**Problem**
Can you find the lines of the listing that include "포인트로" and copy every one?

"""

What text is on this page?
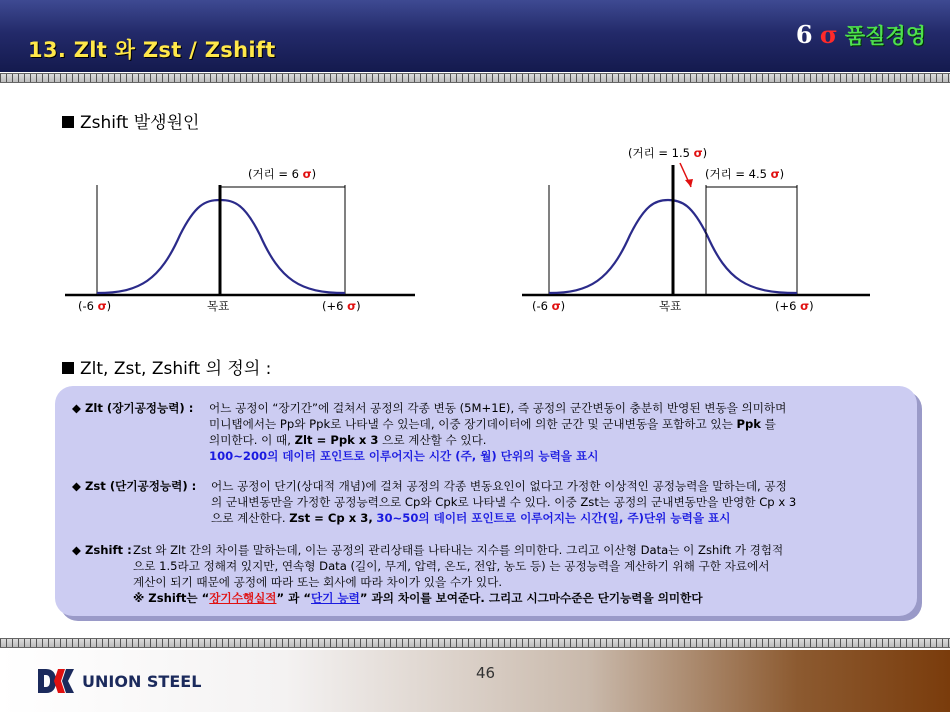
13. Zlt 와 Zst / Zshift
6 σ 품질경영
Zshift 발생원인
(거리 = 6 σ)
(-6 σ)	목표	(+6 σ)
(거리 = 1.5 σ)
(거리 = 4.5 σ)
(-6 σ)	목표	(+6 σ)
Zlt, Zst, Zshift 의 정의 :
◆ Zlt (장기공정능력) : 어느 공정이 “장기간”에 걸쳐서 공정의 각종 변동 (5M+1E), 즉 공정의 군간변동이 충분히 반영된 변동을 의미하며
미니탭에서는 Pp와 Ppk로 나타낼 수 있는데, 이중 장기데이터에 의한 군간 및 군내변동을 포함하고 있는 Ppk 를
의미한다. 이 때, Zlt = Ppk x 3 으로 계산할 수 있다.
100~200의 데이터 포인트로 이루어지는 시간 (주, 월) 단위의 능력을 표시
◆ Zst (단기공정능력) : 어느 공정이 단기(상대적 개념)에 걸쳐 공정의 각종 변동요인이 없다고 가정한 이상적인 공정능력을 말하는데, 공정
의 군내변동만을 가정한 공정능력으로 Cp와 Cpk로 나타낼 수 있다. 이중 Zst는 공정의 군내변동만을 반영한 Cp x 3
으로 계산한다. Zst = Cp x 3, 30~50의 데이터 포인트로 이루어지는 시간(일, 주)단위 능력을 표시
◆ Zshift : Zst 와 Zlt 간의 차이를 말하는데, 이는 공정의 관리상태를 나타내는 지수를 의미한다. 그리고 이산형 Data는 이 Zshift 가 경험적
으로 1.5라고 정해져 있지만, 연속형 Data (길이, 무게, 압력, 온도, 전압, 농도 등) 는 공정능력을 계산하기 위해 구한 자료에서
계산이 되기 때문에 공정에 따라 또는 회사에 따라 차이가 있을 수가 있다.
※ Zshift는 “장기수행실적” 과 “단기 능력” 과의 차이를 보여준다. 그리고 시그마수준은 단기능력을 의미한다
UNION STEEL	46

"""

**Finished answer**
100~200의 데이터 포인트로 이루어지는 시간 (주, 월) 단위의 능력을 표시
으로 계산한다. Zst = Cp x 3, 30~50의 데이터 포인트로 이루어지는 시간(일, 주)단위 능력을 표시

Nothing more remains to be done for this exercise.